(A run of records)
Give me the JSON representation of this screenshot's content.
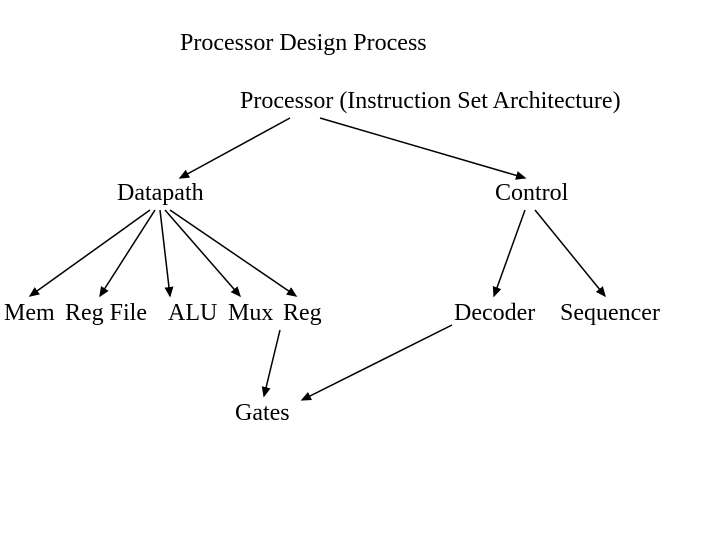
{
  "title": "Processor Design Process",
  "root": "Processor  (Instruction Set Architecture)",
  "branches": {
    "datapath": {
      "label": "Datapath",
      "children": [
        "Mem",
        "Reg File",
        "ALU",
        "Mux",
        "Reg"
      ]
    },
    "control": {
      "label": "Control",
      "children": [
        "Decoder",
        "Sequencer"
      ]
    }
  },
  "leaf": "Gates"
}
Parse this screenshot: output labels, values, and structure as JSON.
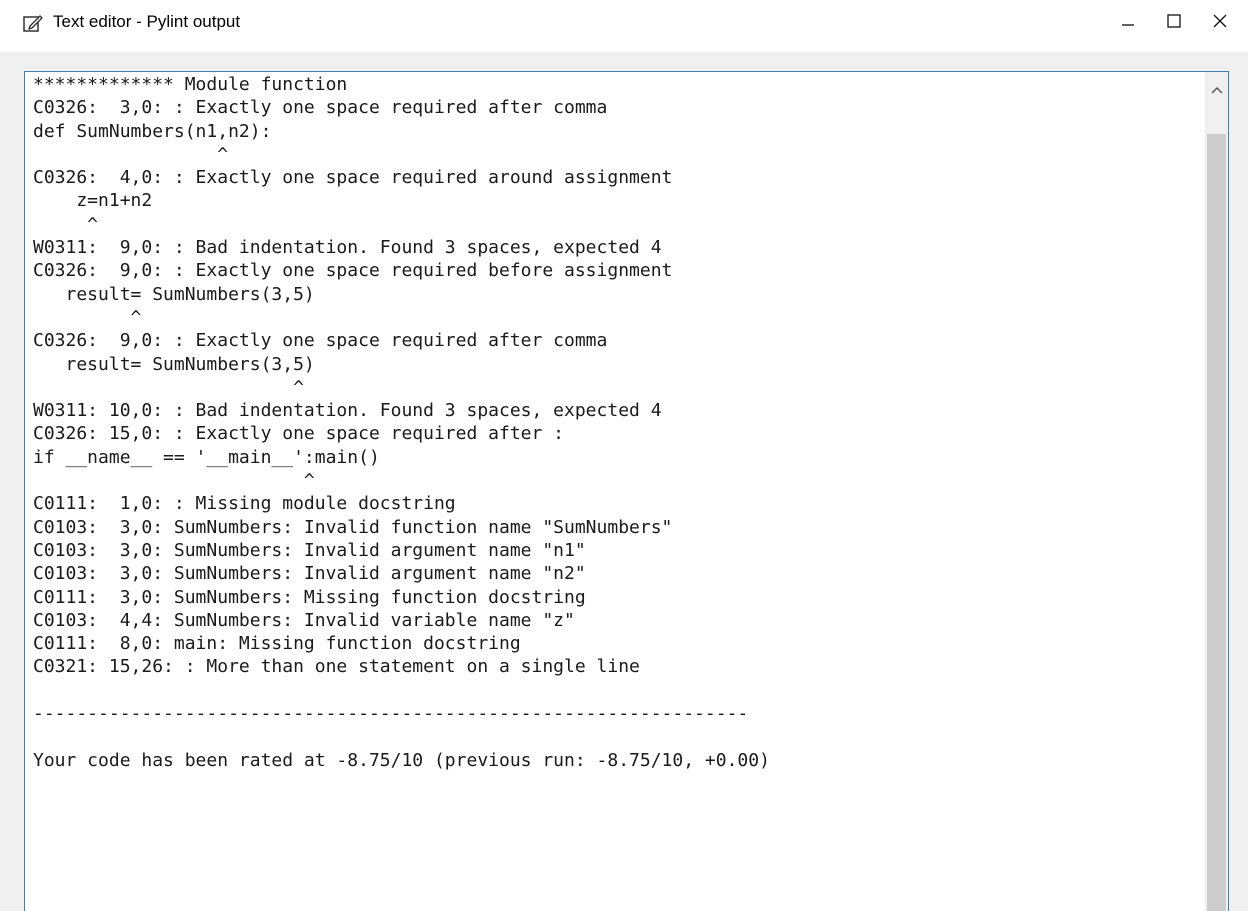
{
  "window": {
    "title": "Text editor - Pylint output",
    "icons": {
      "app": "edit-icon",
      "minimize": "minimize-icon",
      "maximize": "maximize-icon",
      "close": "close-icon",
      "scroll_up": "chevron-up-icon"
    }
  },
  "editor": {
    "lines": [
      "************* Module function",
      "C0326:  3,0: : Exactly one space required after comma",
      "def SumNumbers(n1,n2):",
      "                 ^",
      "C0326:  4,0: : Exactly one space required around assignment",
      "    z=n1+n2",
      "     ^",
      "W0311:  9,0: : Bad indentation. Found 3 spaces, expected 4",
      "C0326:  9,0: : Exactly one space required before assignment",
      "   result= SumNumbers(3,5)",
      "         ^",
      "C0326:  9,0: : Exactly one space required after comma",
      "   result= SumNumbers(3,5)",
      "                        ^",
      "W0311: 10,0: : Bad indentation. Found 3 spaces, expected 4",
      "C0326: 15,0: : Exactly one space required after :",
      "if __name__ == '__main__':main()",
      "                         ^",
      "C0111:  1,0: : Missing module docstring",
      "C0103:  3,0: SumNumbers: Invalid function name \"SumNumbers\"",
      "C0103:  3,0: SumNumbers: Invalid argument name \"n1\"",
      "C0103:  3,0: SumNumbers: Invalid argument name \"n2\"",
      "C0111:  3,0: SumNumbers: Missing function docstring",
      "C0103:  4,4: SumNumbers: Invalid variable name \"z\"",
      "C0111:  8,0: main: Missing function docstring",
      "C0321: 15,26: : More than one statement on a single line",
      "",
      "------------------------------------------------------------------",
      "",
      "Your code has been rated at -8.75/10 (previous run: -8.75/10, +0.00)"
    ]
  }
}
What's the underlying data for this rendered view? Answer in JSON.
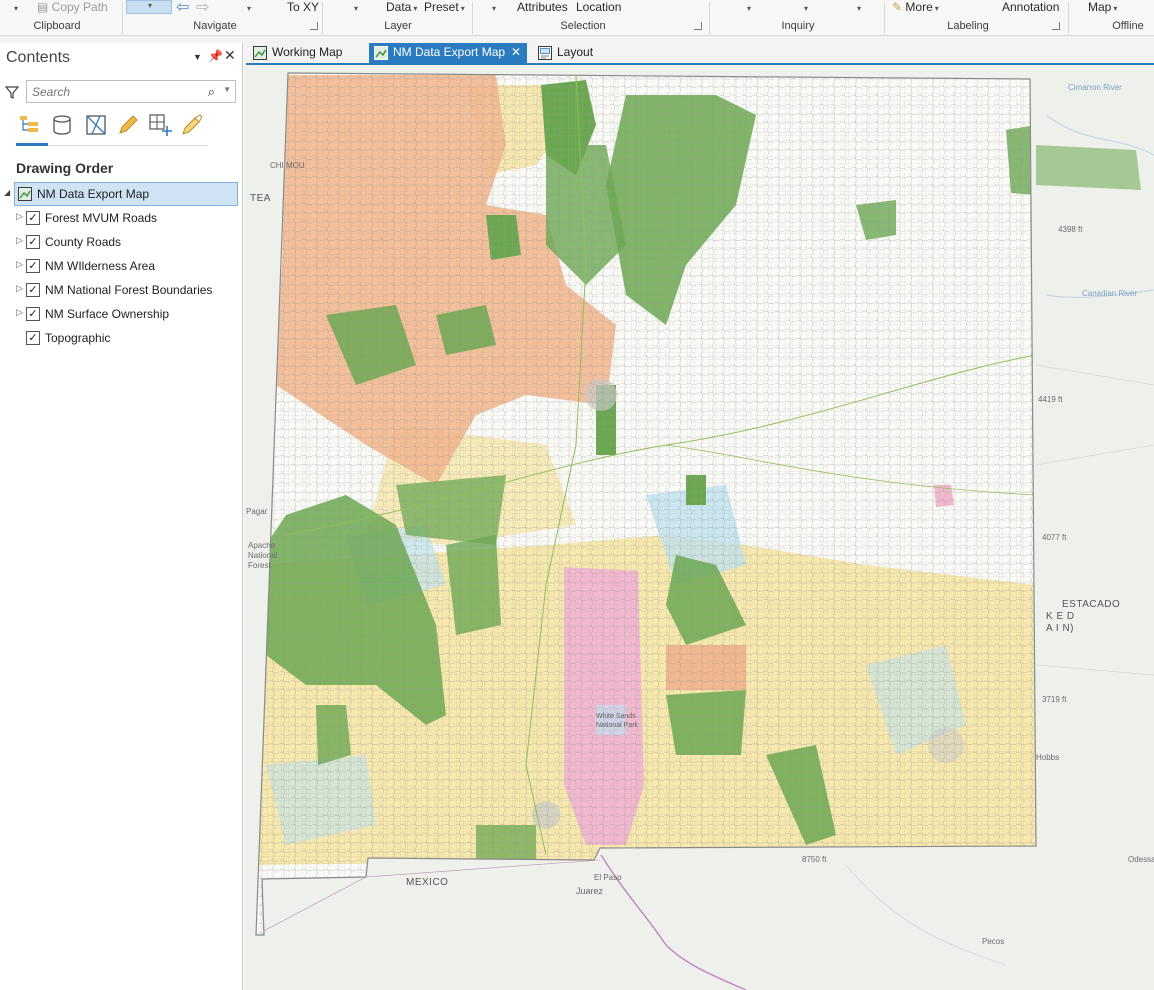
{
  "ribbon": {
    "clipboard": {
      "copy_path": "Copy Path",
      "group": "Clipboard"
    },
    "navigate": {
      "to_xy": "To XY",
      "group": "Navigate"
    },
    "layer": {
      "data": "Data",
      "preset": "Preset",
      "group": "Layer"
    },
    "selection": {
      "attributes": "Attributes",
      "location": "Location",
      "group": "Selection"
    },
    "inquiry": {
      "group": "Inquiry"
    },
    "labeling": {
      "more": "More",
      "annotation": "Annotation",
      "group": "Labeling"
    },
    "offline": {
      "map": "Map",
      "group": "Offline"
    }
  },
  "contents": {
    "title": "Contents",
    "search_placeholder": "Search",
    "drawing_order": "Drawing Order",
    "map_name": "NM Data Export Map",
    "layers": [
      {
        "label": "Forest MVUM Roads",
        "checked": true
      },
      {
        "label": "County Roads",
        "checked": true
      },
      {
        "label": "NM WIlderness Area",
        "checked": true
      },
      {
        "label": "NM National Forest Boundaries",
        "checked": true
      },
      {
        "label": "NM Surface Ownership",
        "checked": true
      },
      {
        "label": "Topographic",
        "checked": true
      }
    ]
  },
  "tabs": [
    {
      "label": "Working Map",
      "active": false
    },
    {
      "label": "NM Data Export Map",
      "active": true
    },
    {
      "label": "Layout",
      "active": false
    }
  ],
  "map": {
    "labels": {
      "mexico": "MEXICO",
      "juarez": "Juarez",
      "el_paso": "El Paso",
      "pecos": "Pecos",
      "odessa": "Odessa",
      "hobbs": "Hobbs",
      "canadian_river": "Canadian River",
      "cimarron_river": "Cimarron River",
      "estacado": "ESTACADO",
      "staked": "K E D",
      "plain": "A I N)",
      "elev_4398": "4398 ft",
      "elev_4419": "4419 ft",
      "elev_4077": "4077 ft",
      "elev_3719": "3719 ft",
      "elev_8750": "8750 ft",
      "pagar": "Pagar",
      "apache": "Apache",
      "national": "National",
      "forest": "Forest",
      "white_sands": "White Sands",
      "national_park": "National Park",
      "chi_mou": "CHI MOU",
      "tea": "TEA"
    },
    "colors": {
      "basemap": "#eef0ec",
      "forest_green": "#6aa84f",
      "blm_yellow": "#f6e4a0",
      "tribal_orange": "#f3b890",
      "military_pink": "#f2b8cf",
      "state_blue": "#bfe2ef",
      "roads": "#9a9a9a",
      "accent": "#2b7bc1"
    }
  }
}
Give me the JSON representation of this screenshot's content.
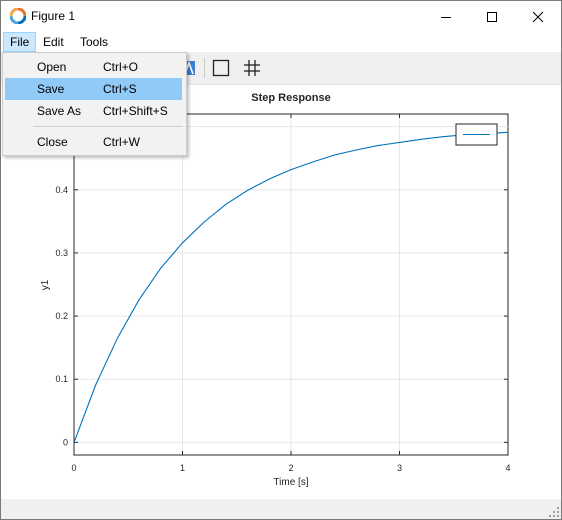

# Given exercise
Using the material above, retype each entry exactly and omit the pictures.

# Task result
Give me the JSON representation of this screenshot's content.
{
  "title": "Processor Design Process",
  "root": "Processor  (Instruction Set Architecture)",
  "branches": {
    "datapath": {
      "label": "Datapath",
      "children": [
        "Mem",
        "Reg File",
        "ALU",
        "Mux",
        "Reg"
      ]
    },
    "control": {
      "label": "Control",
      "children": [
        "Decoder",
        "Sequencer"
      ]
    }
  },
  "leaf": "Gates"
}
Parse this screenshot: output labels, values, and structure as JSON.
{
  "window": {
    "title": "Text editor - Pylint output",
    "icons": {
      "app": "edit-icon",
      "minimize": "minimize-icon",
      "maximize": "maximize-icon",
      "close": "close-icon",
      "scroll_up": "chevron-up-icon"
    }
  },
  "editor": {
    "lines": [
      "************* Module function",
      "C0326:  3,0: : Exactly one space required after comma",
      "def SumNumbers(n1,n2):",
      "                 ^",
      "C0326:  4,0: : Exactly one space required around assignment",
      "    z=n1+n2",
      "     ^",
      "W0311:  9,0: : Bad indentation. Found 3 spaces, expected 4",
      "C0326:  9,0: : Exactly one space required before assignment",
      "   result= SumNumbers(3,5)",
      "         ^",
      "C0326:  9,0: : Exactly one space required after comma",
      "   result= SumNumbers(3,5)",
      "                        ^",
      "W0311: 10,0: : Bad indentation. Found 3 spaces, expected 4",
      "C0326: 15,0: : Exactly one space required after :",
      "if __name__ == '__main__':main()",
      "                         ^",
      "C0111:  1,0: : Missing module docstring",
      "C0103:  3,0: SumNumbers: Invalid function name \"SumNumbers\"",
      "C0103:  3,0: SumNumbers: Invalid argument name \"n1\"",
      "C0103:  3,0: SumNumbers: Invalid argument name \"n2\"",
      "C0111:  3,0: SumNumbers: Missing function docstring",
      "C0103:  4,4: SumNumbers: Invalid variable name \"z\"",
      "C0111:  8,0: main: Missing function docstring",
      "C0321: 15,26: : More than one statement on a single line",
      "",
      "------------------------------------------------------------------",
      "",
      "Your code has been rated at -8.75/10 (previous run: -8.75/10, +0.00)"
    ]
  }
}
What's the underlying data for this rendered view? Answer in JSON.
{
  "ribbon": {
    "clipboard": {
      "copy_path": "Copy Path",
      "group": "Clipboard"
    },
    "navigate": {
      "to_xy": "To XY",
      "group": "Navigate"
    },
    "layer": {
      "data": "Data",
      "preset": "Preset",
      "group": "Layer"
    },
    "selection": {
      "attributes": "Attributes",
      "location": "Location",
      "group": "Selection"
    },
    "inquiry": {
      "group": "Inquiry"
    },
    "labeling": {
      "more": "More",
      "annotation": "Annotation",
      "group": "Labeling"
    },
    "offline": {
      "map": "Map",
      "group": "Offline"
    }
  },
  "contents": {
    "title": "Contents",
    "search_placeholder": "Search",
    "drawing_order": "Drawing Order",
    "map_name": "NM Data Export Map",
    "layers": [
      {
        "label": "Forest MVUM Roads",
        "checked": true
      },
      {
        "label": "County Roads",
        "checked": true
      },
      {
        "label": "NM WIlderness Area",
        "checked": true
      },
      {
        "label": "NM National Forest Boundaries",
        "checked": true
      },
      {
        "label": "NM Surface Ownership",
        "checked": true
      },
      {
        "label": "Topographic",
        "checked": true
      }
    ]
  },
  "tabs": [
    {
      "label": "Working Map",
      "active": false
    },
    {
      "label": "NM Data Export Map",
      "active": true
    },
    {
      "label": "Layout",
      "active": false
    }
  ],
  "map": {
    "labels": {
      "mexico": "MEXICO",
      "juarez": "Juarez",
      "el_paso": "El Paso",
      "pecos": "Pecos",
      "odessa": "Odessa",
      "hobbs": "Hobbs",
      "canadian_river": "Canadian River",
      "cimarron_river": "Cimarron River",
      "estacado": "ESTACADO",
      "staked": "K E D",
      "plain": "A I N)",
      "elev_4398": "4398 ft",
      "elev_4419": "4419 ft",
      "elev_4077": "4077 ft",
      "elev_3719": "3719 ft",
      "elev_8750": "8750 ft",
      "pagar": "Pagar",
      "apache": "Apache",
      "national": "National",
      "forest": "Forest",
      "white_sands": "White Sands",
      "national_park": "National Park",
      "chi_mou": "CHI MOU",
      "tea": "TEA"
    },
    "colors": {
      "basemap": "#eef0ec",
      "forest_green": "#6aa84f",
      "blm_yellow": "#f6e4a0",
      "tribal_orange": "#f3b890",
      "military_pink": "#f2b8cf",
      "state_blue": "#bfe2ef",
      "roads": "#9a9a9a",
      "accent": "#2b7bc1"
    }
  }
}
Give me the JSON representation of this screenshot's content.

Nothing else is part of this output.